DIRECTIONS — Search the data below for the word "content" and copy each line that holds it.

EXTRACTED ENTRIES —
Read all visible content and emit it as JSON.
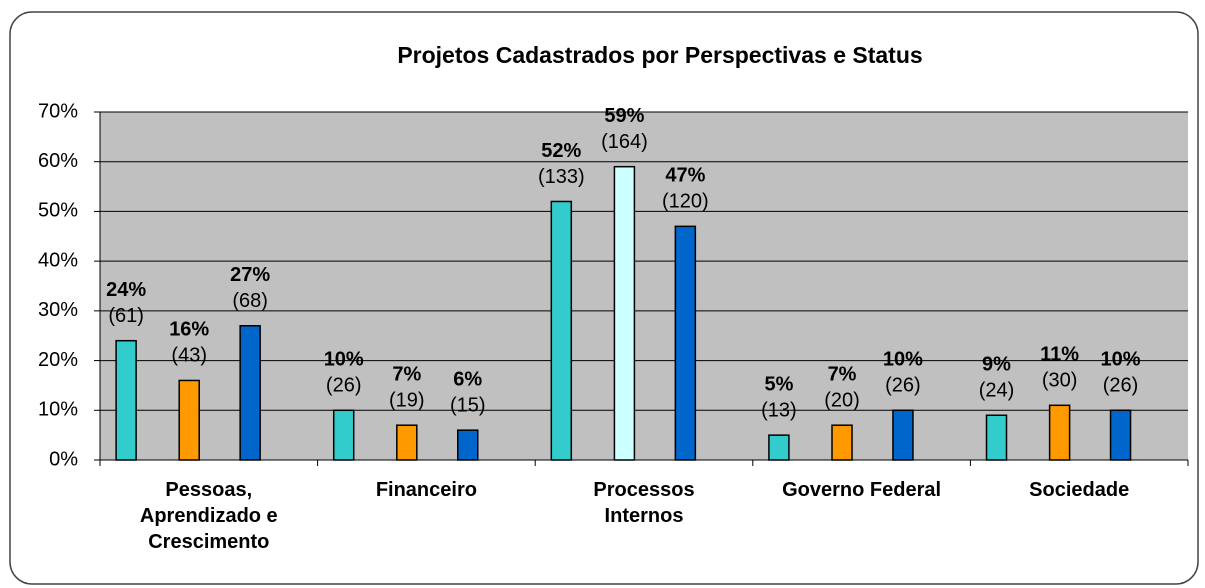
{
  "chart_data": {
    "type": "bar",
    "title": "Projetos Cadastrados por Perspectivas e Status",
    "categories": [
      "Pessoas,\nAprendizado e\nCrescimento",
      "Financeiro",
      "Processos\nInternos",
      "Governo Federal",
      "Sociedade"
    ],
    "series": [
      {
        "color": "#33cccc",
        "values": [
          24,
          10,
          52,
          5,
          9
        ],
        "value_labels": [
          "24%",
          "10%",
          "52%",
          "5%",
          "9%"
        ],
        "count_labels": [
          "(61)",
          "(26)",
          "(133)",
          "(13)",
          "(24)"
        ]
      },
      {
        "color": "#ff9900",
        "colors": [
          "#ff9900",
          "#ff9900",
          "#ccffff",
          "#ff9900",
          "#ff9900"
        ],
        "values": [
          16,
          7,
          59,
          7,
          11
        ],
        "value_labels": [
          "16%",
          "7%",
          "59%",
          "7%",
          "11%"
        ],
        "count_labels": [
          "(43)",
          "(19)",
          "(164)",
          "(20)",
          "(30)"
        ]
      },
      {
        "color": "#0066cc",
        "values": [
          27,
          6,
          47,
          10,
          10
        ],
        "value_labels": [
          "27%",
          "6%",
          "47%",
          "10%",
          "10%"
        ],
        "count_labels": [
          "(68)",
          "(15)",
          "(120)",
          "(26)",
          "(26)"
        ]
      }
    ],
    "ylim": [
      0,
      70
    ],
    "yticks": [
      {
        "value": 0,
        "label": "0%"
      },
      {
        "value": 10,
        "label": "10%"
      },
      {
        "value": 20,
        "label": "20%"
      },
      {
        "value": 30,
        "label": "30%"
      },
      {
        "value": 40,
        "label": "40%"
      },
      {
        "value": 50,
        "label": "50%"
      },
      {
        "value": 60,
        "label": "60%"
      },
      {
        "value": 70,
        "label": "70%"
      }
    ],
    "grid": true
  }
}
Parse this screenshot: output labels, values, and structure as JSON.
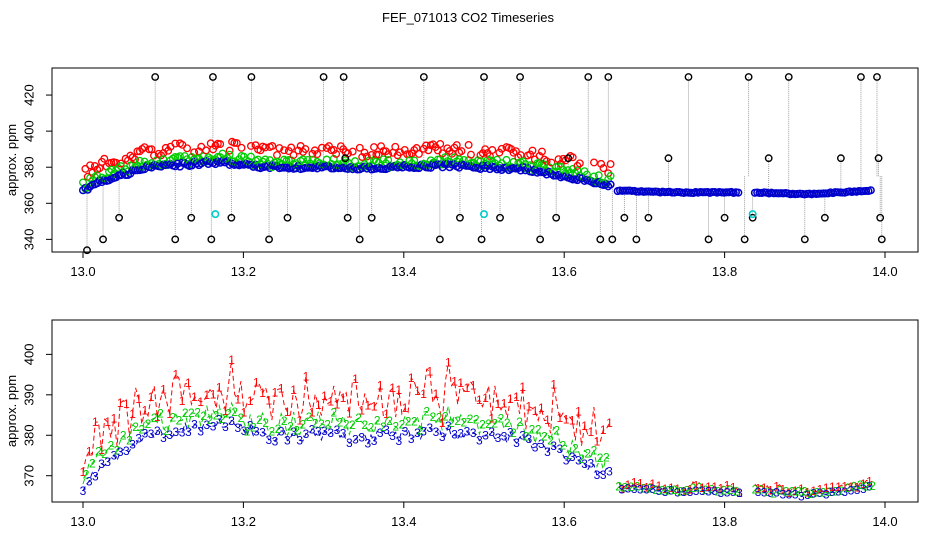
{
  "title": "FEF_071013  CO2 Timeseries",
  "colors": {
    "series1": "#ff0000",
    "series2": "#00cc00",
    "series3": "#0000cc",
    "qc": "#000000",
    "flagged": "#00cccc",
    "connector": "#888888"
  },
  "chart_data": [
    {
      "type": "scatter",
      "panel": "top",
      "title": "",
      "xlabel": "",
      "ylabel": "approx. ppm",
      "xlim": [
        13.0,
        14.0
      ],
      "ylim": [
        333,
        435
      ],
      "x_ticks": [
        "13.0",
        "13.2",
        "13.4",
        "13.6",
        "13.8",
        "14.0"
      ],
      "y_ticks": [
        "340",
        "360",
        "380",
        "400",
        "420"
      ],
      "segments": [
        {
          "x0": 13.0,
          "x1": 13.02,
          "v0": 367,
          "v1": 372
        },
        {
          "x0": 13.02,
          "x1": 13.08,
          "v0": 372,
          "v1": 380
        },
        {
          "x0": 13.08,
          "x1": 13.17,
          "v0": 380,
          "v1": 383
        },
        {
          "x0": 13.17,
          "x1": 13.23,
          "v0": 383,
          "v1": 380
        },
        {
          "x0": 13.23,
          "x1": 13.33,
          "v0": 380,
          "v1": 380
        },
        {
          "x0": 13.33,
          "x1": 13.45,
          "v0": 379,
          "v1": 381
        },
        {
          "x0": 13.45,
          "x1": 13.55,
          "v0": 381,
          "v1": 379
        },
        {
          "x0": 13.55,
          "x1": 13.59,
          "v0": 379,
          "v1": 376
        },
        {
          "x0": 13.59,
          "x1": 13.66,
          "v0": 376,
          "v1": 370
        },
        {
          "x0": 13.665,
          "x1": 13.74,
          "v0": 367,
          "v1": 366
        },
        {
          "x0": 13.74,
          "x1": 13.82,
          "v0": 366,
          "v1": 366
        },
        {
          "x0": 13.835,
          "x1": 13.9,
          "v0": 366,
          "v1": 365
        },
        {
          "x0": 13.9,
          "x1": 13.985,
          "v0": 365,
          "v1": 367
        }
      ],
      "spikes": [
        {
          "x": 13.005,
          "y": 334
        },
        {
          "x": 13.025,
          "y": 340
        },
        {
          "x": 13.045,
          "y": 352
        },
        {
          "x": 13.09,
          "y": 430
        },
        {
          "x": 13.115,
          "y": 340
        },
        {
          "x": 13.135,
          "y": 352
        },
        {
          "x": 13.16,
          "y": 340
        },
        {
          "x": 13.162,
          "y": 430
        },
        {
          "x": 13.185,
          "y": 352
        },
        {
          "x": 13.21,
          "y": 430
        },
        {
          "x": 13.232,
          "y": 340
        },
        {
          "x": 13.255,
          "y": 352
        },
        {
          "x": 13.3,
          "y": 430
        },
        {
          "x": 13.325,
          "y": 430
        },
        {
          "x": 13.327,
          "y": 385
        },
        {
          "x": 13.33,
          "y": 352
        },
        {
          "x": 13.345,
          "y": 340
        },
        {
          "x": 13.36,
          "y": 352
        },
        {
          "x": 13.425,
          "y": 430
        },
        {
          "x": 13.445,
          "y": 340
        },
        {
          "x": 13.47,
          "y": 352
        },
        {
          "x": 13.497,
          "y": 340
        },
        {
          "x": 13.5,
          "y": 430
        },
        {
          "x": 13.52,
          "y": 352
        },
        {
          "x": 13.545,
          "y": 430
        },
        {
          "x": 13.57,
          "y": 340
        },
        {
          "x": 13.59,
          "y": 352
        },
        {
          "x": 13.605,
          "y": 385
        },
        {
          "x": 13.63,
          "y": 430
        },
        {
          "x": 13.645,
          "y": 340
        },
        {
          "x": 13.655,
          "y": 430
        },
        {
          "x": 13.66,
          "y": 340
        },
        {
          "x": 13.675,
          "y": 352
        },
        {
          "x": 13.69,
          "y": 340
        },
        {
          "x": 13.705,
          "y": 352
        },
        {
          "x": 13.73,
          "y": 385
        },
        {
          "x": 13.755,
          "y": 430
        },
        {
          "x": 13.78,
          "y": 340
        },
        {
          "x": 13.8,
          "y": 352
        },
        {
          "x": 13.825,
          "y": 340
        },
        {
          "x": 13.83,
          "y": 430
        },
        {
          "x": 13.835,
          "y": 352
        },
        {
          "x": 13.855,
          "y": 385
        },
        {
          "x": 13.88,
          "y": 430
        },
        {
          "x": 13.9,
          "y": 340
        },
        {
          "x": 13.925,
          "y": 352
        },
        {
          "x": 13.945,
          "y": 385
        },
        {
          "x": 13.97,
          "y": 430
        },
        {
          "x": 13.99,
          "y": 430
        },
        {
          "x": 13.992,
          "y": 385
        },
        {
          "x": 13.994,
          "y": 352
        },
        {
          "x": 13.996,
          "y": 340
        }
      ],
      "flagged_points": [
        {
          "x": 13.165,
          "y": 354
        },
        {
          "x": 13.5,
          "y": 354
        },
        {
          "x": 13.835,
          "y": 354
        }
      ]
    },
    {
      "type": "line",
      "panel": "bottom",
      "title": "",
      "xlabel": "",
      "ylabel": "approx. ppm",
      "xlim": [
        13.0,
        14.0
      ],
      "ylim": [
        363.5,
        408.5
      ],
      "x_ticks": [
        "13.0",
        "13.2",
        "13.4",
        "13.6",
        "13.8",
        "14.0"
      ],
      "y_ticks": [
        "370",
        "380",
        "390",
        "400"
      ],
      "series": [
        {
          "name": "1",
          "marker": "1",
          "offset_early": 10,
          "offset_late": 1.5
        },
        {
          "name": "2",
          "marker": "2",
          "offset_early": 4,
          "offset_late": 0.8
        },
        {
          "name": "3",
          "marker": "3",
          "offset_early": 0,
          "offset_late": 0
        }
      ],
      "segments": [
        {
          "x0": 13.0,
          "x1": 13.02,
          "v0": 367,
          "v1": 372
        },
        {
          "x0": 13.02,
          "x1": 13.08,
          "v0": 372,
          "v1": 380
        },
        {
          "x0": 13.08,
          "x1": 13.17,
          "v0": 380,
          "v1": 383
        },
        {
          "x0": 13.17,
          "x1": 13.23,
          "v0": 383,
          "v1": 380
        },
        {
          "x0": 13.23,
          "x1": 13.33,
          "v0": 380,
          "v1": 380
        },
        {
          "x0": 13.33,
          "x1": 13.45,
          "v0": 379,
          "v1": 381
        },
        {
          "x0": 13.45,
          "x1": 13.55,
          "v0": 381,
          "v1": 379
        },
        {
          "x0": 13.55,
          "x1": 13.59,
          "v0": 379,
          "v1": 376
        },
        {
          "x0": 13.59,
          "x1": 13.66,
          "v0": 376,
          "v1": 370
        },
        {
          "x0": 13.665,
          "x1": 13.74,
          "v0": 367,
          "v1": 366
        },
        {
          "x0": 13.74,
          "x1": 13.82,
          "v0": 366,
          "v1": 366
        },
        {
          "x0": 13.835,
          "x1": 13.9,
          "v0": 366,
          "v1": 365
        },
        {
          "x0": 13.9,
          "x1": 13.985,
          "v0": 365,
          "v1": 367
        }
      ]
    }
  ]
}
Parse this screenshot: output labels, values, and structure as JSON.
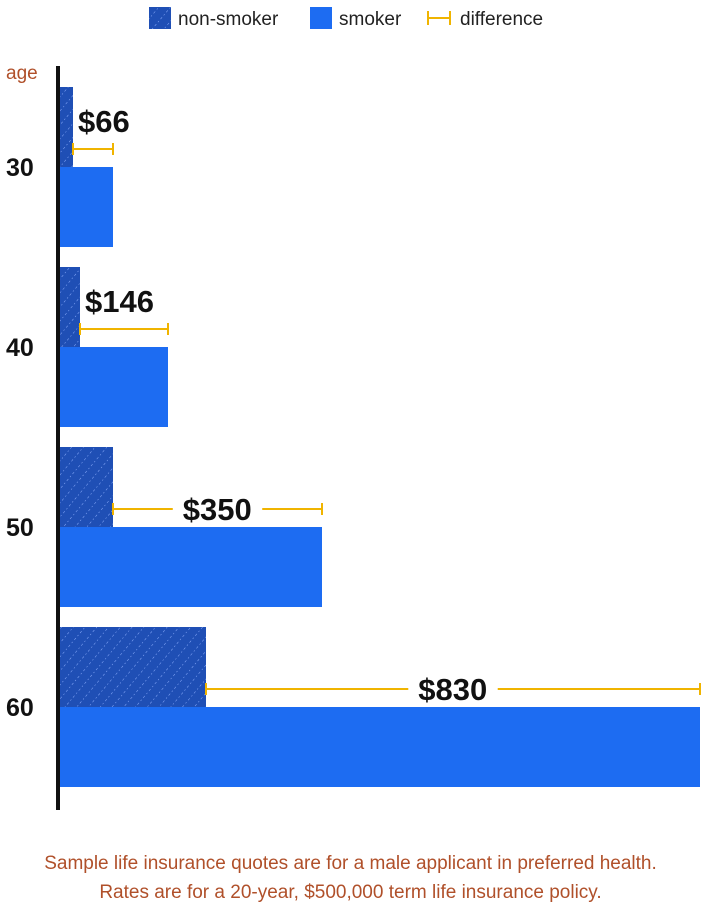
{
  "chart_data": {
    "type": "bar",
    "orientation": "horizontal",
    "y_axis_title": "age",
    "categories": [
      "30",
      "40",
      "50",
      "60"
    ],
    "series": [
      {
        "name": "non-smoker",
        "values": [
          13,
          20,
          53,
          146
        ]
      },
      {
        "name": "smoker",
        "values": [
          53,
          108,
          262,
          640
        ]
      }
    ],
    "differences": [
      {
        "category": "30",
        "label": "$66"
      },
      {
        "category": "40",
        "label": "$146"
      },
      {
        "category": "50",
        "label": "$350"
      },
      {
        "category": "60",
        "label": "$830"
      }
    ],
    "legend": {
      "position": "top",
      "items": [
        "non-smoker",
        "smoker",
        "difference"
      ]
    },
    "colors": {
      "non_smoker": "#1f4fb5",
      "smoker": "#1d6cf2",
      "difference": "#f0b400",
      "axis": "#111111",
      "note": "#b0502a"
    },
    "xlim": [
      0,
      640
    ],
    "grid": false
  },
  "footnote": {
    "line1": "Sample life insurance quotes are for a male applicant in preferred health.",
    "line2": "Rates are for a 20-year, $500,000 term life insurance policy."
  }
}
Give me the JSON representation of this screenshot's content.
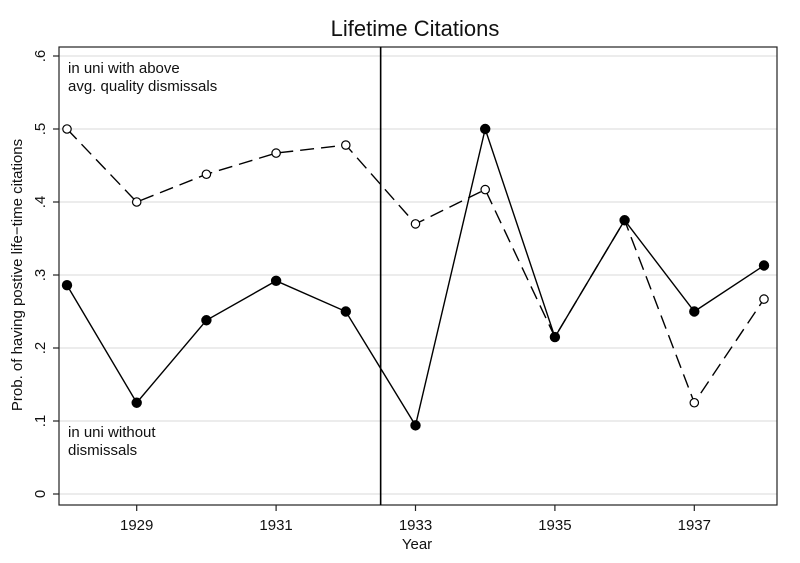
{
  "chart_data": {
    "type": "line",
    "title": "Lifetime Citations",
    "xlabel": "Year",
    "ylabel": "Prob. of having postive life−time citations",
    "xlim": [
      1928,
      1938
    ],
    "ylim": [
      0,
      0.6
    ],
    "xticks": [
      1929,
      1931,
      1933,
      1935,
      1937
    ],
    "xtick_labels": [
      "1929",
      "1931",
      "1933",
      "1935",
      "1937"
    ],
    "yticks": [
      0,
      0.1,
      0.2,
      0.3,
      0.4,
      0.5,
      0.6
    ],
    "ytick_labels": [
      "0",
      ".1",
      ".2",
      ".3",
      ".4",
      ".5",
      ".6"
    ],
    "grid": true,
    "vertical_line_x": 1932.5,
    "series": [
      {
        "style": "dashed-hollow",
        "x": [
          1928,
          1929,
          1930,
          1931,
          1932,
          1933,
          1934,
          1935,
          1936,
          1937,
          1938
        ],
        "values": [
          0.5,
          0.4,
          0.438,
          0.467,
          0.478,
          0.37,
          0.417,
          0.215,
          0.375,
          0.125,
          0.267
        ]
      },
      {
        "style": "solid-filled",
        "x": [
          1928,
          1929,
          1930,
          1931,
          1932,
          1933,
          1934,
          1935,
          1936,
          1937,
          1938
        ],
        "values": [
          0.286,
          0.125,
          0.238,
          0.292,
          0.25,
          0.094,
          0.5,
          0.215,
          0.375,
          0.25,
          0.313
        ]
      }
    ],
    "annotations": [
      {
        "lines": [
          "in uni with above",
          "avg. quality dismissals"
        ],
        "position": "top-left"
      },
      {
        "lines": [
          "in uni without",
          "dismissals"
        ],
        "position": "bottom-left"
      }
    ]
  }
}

SOLUTION TO THE PROBLEM —
Read all visible content and emit it as JSON.
Give me the JSON representation of this screenshot's content.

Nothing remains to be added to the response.